(WHAT THE TASK REQUIRES):
The exercise asks you to copy every line below in which "proposed" appears.
--- EXTRACTED INFORMATION ---
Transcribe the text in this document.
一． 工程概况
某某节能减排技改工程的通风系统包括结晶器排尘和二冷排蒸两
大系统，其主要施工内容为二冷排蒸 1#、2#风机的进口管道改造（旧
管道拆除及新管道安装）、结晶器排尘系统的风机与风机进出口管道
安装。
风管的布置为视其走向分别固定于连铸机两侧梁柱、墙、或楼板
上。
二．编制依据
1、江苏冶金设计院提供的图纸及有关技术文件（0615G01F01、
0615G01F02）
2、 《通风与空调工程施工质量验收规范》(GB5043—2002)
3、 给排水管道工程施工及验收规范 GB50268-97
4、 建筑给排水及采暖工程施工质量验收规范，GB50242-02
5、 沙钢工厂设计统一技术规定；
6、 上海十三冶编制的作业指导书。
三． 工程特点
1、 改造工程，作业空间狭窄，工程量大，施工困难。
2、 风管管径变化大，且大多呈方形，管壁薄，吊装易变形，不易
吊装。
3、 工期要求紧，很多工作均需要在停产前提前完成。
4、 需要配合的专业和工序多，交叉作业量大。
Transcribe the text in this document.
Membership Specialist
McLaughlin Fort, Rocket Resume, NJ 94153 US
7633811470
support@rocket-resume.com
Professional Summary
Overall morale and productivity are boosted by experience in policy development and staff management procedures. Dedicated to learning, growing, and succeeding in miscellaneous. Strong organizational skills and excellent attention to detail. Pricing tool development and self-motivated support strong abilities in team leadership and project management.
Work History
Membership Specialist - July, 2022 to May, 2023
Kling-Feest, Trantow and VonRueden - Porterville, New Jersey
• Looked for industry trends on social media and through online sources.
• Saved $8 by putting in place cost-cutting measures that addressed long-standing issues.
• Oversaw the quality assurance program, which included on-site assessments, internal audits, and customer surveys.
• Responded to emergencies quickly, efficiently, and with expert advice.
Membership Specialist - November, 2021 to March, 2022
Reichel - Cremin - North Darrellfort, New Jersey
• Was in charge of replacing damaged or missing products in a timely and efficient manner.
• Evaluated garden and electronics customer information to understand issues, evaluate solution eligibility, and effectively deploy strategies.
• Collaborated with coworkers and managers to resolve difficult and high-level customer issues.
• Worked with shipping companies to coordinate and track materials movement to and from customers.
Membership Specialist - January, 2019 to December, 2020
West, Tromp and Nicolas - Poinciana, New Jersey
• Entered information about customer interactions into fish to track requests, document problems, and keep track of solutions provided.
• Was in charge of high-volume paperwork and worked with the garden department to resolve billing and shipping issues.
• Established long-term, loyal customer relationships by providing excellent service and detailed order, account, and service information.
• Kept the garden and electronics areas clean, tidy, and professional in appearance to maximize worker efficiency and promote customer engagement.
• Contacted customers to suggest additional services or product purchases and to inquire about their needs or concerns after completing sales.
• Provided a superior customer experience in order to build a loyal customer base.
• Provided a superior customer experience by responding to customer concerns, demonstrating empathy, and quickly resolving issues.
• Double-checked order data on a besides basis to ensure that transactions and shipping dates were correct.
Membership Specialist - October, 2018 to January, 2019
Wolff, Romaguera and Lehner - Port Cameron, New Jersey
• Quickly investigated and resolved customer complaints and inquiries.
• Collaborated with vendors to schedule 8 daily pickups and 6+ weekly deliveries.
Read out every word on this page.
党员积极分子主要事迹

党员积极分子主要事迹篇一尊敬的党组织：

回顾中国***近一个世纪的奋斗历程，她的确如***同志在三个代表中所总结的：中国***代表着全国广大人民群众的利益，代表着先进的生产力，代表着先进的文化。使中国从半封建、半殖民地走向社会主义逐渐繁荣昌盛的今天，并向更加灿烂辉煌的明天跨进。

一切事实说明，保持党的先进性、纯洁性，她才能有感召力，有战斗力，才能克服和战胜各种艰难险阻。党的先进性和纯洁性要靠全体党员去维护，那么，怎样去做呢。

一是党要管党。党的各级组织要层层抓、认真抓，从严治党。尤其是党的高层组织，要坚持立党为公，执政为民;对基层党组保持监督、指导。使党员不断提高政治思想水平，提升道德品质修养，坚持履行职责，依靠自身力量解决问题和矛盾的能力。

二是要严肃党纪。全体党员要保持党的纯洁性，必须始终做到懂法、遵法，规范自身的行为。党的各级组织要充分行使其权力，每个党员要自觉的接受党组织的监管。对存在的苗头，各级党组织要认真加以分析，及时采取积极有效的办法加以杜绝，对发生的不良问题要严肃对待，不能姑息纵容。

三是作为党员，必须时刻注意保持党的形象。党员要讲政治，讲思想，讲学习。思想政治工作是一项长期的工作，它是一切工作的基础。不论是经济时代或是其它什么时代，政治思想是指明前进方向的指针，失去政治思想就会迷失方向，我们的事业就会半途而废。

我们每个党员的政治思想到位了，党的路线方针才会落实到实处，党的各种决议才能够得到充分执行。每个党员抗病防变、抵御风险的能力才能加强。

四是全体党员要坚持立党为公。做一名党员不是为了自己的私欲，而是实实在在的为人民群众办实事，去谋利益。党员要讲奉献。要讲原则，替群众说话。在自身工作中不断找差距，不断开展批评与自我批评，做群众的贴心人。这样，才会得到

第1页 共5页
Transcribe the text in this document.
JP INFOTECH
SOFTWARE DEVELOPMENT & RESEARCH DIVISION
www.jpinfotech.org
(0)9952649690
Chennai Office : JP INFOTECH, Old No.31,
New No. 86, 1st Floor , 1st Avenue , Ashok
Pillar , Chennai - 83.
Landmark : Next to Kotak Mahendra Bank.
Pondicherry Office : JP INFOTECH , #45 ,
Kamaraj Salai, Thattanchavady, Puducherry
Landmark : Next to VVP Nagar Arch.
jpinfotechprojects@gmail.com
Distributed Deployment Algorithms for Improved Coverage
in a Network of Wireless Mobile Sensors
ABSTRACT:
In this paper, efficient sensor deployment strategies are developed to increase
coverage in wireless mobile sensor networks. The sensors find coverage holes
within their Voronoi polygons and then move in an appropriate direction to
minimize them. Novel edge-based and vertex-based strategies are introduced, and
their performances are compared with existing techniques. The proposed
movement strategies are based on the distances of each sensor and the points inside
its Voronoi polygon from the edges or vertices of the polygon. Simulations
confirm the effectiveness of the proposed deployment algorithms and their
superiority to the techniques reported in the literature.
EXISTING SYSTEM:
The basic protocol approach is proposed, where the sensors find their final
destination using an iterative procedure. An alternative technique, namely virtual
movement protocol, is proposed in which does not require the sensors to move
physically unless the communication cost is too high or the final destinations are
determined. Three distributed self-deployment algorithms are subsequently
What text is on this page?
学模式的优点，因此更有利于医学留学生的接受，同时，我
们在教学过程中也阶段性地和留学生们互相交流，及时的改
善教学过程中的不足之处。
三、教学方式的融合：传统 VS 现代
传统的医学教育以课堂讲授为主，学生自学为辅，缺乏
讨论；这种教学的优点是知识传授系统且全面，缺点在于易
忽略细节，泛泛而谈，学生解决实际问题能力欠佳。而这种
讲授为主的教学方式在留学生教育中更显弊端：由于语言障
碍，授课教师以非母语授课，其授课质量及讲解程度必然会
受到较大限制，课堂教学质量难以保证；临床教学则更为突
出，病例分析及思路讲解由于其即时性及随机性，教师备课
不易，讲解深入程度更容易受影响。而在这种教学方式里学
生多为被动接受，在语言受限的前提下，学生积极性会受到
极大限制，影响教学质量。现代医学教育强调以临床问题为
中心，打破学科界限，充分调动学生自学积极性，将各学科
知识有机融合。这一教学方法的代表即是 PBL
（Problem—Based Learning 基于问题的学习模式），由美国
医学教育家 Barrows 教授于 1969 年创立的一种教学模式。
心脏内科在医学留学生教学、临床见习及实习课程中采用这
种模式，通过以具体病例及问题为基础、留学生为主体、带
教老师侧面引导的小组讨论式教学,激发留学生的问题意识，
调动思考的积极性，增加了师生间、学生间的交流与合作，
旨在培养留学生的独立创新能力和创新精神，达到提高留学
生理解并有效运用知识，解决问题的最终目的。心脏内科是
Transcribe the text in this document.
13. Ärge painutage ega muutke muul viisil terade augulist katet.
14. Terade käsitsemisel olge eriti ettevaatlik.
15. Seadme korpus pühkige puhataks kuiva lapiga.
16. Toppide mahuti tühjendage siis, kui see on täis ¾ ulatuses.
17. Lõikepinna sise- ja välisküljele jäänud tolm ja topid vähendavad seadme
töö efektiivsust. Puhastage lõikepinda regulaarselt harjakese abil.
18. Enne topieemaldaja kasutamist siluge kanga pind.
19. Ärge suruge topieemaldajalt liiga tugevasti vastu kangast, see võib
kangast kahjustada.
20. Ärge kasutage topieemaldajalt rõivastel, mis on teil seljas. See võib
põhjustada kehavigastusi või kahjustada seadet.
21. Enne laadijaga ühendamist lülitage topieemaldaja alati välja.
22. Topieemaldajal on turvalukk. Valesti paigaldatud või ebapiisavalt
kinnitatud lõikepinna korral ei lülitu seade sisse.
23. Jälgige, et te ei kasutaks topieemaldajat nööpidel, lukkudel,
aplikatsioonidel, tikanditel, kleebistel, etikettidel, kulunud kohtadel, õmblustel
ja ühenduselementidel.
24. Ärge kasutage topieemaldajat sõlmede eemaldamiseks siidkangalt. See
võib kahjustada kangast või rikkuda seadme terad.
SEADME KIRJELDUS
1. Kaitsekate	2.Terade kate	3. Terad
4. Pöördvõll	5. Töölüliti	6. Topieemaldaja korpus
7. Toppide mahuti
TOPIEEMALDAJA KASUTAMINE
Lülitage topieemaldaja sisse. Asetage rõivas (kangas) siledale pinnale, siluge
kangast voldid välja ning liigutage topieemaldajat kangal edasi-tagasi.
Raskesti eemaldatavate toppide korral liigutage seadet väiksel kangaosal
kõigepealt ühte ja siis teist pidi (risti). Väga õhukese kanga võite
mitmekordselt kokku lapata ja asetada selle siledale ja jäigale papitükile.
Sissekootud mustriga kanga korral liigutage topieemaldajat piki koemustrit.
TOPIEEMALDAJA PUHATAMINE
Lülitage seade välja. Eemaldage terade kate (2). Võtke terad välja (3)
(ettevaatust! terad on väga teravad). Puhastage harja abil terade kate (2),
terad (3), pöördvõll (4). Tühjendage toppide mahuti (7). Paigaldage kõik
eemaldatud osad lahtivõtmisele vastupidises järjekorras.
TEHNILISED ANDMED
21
---
(RESULT BELOW):
their performances are compared with existing techniques. The proposed
confirm the effectiveness of the proposed deployment algorithms and their
The basic protocol approach is proposed, where the sensors find their final
movement protocol, is proposed in which does not require the sensors to move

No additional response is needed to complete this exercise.